● **Records shown**
┌──

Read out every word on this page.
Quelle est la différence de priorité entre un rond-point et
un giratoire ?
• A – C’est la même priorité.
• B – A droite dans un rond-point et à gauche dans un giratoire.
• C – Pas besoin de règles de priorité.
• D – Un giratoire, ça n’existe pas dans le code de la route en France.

└──

● **Aim**
Using the data above, reproduce every line exactly.

● **Expected answer**
Read out every word on this page.
Quelle est la différence de priorité entre un rond-point et
un giratoire ?
• A – C’est la même priorité.
• B – A droite dans un rond-point et à gauche dans un giratoire.
• C – Pas besoin de règles de priorité.
• D – Un giratoire, ça n’existe pas dans le code de la route en France.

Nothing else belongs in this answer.